#### REQUIREMENTS
Reproduce this listing in full.

#### DATA PROVIDED
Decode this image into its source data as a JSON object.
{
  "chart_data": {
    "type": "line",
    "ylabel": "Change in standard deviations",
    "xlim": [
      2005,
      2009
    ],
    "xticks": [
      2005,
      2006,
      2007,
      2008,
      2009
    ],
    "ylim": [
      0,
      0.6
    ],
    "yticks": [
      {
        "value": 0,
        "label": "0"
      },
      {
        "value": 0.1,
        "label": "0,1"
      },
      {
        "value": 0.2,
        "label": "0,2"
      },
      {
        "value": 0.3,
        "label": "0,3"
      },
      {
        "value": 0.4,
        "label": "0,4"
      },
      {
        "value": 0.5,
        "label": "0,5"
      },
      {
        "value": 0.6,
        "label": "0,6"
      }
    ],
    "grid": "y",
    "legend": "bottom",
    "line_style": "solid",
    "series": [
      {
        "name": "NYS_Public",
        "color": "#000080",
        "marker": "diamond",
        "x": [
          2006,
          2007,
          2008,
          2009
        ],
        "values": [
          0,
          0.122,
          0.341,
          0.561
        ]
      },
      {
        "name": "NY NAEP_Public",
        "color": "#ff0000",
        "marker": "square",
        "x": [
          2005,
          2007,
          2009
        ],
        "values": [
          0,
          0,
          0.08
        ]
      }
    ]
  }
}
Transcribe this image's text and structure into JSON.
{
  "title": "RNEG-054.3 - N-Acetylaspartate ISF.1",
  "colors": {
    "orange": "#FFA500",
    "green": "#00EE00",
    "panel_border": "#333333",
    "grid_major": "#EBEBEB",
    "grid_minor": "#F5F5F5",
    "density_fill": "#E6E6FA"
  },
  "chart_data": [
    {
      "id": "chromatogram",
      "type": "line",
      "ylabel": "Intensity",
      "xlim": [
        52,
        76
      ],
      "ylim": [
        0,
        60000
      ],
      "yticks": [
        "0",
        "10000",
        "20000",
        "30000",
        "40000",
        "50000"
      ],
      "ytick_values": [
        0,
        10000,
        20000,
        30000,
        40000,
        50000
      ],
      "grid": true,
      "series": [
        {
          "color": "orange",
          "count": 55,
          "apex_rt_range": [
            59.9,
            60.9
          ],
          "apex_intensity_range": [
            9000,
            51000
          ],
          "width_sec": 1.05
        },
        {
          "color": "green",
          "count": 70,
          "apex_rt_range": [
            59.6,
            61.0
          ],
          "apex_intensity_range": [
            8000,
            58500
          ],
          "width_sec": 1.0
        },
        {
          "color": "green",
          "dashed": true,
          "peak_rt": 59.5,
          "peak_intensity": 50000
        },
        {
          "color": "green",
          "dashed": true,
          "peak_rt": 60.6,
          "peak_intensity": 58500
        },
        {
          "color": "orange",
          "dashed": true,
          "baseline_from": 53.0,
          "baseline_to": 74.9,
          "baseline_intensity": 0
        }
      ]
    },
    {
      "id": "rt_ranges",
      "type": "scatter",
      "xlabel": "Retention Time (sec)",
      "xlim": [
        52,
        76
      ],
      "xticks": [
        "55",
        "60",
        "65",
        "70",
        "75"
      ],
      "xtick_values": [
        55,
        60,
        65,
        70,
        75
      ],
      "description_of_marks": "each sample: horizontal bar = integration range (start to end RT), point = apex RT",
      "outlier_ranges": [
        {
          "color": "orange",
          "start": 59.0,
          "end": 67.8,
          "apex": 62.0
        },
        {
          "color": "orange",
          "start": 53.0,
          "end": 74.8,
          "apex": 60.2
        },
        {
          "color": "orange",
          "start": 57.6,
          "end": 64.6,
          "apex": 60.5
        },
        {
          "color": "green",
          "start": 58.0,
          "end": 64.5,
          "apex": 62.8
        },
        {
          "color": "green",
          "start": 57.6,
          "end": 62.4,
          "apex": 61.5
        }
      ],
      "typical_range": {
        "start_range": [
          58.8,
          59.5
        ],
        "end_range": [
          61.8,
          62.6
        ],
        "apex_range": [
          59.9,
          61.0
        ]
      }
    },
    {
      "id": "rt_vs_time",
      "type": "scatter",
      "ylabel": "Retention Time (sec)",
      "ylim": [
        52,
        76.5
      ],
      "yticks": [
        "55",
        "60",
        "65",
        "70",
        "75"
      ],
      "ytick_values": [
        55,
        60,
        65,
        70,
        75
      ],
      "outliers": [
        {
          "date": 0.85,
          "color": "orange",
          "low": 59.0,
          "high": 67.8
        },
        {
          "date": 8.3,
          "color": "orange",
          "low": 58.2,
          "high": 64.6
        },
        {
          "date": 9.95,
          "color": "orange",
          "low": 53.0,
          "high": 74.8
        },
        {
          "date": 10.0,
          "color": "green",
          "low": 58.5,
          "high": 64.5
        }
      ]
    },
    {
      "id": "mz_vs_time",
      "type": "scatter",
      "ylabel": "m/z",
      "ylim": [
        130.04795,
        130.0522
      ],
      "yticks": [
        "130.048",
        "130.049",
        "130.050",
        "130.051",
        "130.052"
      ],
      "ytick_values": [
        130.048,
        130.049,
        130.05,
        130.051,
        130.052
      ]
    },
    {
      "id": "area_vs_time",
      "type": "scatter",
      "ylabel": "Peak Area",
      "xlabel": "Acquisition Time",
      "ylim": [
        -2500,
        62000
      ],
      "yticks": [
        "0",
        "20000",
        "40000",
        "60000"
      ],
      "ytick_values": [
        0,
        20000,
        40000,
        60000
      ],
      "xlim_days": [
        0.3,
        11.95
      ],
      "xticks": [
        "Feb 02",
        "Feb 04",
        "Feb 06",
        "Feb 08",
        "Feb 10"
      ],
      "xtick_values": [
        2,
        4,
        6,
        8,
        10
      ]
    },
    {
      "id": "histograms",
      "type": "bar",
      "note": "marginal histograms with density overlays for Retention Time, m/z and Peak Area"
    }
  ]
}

#### PROBLEM SOLUTION
Decode this image into its source data as a JSON object.
{
  "chart_data": {
    "type": "line",
    "ylabel": "Change in standard deviations",
    "xlim": [
      2005,
      2009
    ],
    "xticks": [
      2005,
      2006,
      2007,
      2008,
      2009
    ],
    "ylim": [
      0,
      0.6
    ],
    "yticks": [
      {
        "value": 0,
        "label": "0"
      },
      {
        "value": 0.1,
        "label": "0,1"
      },
      {
        "value": 0.2,
        "label": "0,2"
      },
      {
        "value": 0.3,
        "label": "0,3"
      },
      {
        "value": 0.4,
        "label": "0,4"
      },
      {
        "value": 0.5,
        "label": "0,5"
      },
      {
        "value": 0.6,
        "label": "0,6"
      }
    ],
    "grid": "y",
    "legend": "bottom",
    "line_style": "solid",
    "series": [
      {
        "name": "NYS_Public",
        "color": "#000080",
        "marker": "diamond",
        "x": [
          2006,
          2007,
          2008,
          2009
        ],
        "values": [
          0,
          0.122,
          0.341,
          0.561
        ]
      },
      {
        "name": "NY NAEP_Public",
        "color": "#ff0000",
        "marker": "square",
        "x": [
          2005,
          2007,
          2009
        ],
        "values": [
          0,
          0,
          0.08
        ]
      }
    ]
  }
}
Transcribe this image's text and structure into JSON.
{
  "title": "RNEG-054.3 - N-Acetylaspartate ISF.1",
  "colors": {
    "orange": "#FFA500",
    "green": "#00EE00",
    "panel_border": "#333333",
    "grid_major": "#EBEBEB",
    "grid_minor": "#F5F5F5",
    "density_fill": "#E6E6FA"
  },
  "chart_data": [
    {
      "id": "chromatogram",
      "type": "line",
      "ylabel": "Intensity",
      "xlim": [
        52,
        76
      ],
      "ylim": [
        0,
        60000
      ],
      "yticks": [
        "0",
        "10000",
        "20000",
        "30000",
        "40000",
        "50000"
      ],
      "ytick_values": [
        0,
        10000,
        20000,
        30000,
        40000,
        50000
      ],
      "grid": true,
      "series": [
        {
          "color": "orange",
          "count": 55,
          "apex_rt_range": [
            59.9,
            60.9
          ],
          "apex_intensity_range": [
            9000,
            51000
          ],
          "width_sec": 1.05
        },
        {
          "color": "green",
          "count": 70,
          "apex_rt_range": [
            59.6,
            61.0
          ],
          "apex_intensity_range": [
            8000,
            58500
          ],
          "width_sec": 1.0
        },
        {
          "color": "green",
          "dashed": true,
          "peak_rt": 59.5,
          "peak_intensity": 50000
        },
        {
          "color": "green",
          "dashed": true,
          "peak_rt": 60.6,
          "peak_intensity": 58500
        },
        {
          "color": "orange",
          "dashed": true,
          "baseline_from": 53.0,
          "baseline_to": 74.9,
          "baseline_intensity": 0
        }
      ]
    },
    {
      "id": "rt_ranges",
      "type": "scatter",
      "xlabel": "Retention Time (sec)",
      "xlim": [
        52,
        76
      ],
      "xticks": [
        "55",
        "60",
        "65",
        "70",
        "75"
      ],
      "xtick_values": [
        55,
        60,
        65,
        70,
        75
      ],
      "description_of_marks": "each sample: horizontal bar = integration range (start to end RT), point = apex RT",
      "outlier_ranges": [
        {
          "color": "orange",
          "start": 59.0,
          "end": 67.8,
          "apex": 62.0
        },
        {
          "color": "orange",
          "start": 53.0,
          "end": 74.8,
          "apex": 60.2
        },
        {
          "color": "orange",
          "start": 57.6,
          "end": 64.6,
          "apex": 60.5
        },
        {
          "color": "green",
          "start": 58.0,
          "end": 64.5,
          "apex": 62.8
        },
        {
          "color": "green",
          "start": 57.6,
          "end": 62.4,
          "apex": 61.5
        }
      ],
      "typical_range": {
        "start_range": [
          58.8,
          59.5
        ],
        "end_range": [
          61.8,
          62.6
        ],
        "apex_range": [
          59.9,
          61.0
        ]
      }
    },
    {
      "id": "rt_vs_time",
      "type": "scatter",
      "ylabel": "Retention Time (sec)",
      "ylim": [
        52,
        76.5
      ],
      "yticks": [
        "55",
        "60",
        "65",
        "70",
        "75"
      ],
      "ytick_values": [
        55,
        60,
        65,
        70,
        75
      ],
      "outliers": [
        {
          "date": 0.85,
          "color": "orange",
          "low": 59.0,
          "high": 67.8
        },
        {
          "date": 8.3,
          "color": "orange",
          "low": 58.2,
          "high": 64.6
        },
        {
          "date": 9.95,
          "color": "orange",
          "low": 53.0,
          "high": 74.8
        },
        {
          "date": 10.0,
          "color": "green",
          "low": 58.5,
          "high": 64.5
        }
      ]
    },
    {
      "id": "mz_vs_time",
      "type": "scatter",
      "ylabel": "m/z",
      "ylim": [
        130.04795,
        130.0522
      ],
      "yticks": [
        "130.048",
        "130.049",
        "130.050",
        "130.051",
        "130.052"
      ],
      "ytick_values": [
        130.048,
        130.049,
        130.05,
        130.051,
        130.052
      ]
    },
    {
      "id": "area_vs_time",
      "type": "scatter",
      "ylabel": "Peak Area",
      "xlabel": "Acquisition Time",
      "ylim": [
        -2500,
        62000
      ],
      "yticks": [
        "0",
        "20000",
        "40000",
        "60000"
      ],
      "ytick_values": [
        0,
        20000,
        40000,
        60000
      ],
      "xlim_days": [
        0.3,
        11.95
      ],
      "xticks": [
        "Feb 02",
        "Feb 04",
        "Feb 06",
        "Feb 08",
        "Feb 10"
      ],
      "xtick_values": [
        2,
        4,
        6,
        8,
        10
      ]
    },
    {
      "id": "histograms",
      "type": "bar",
      "note": "marginal histograms with density overlays for Retention Time, m/z and Peak Area"
    }
  ]
}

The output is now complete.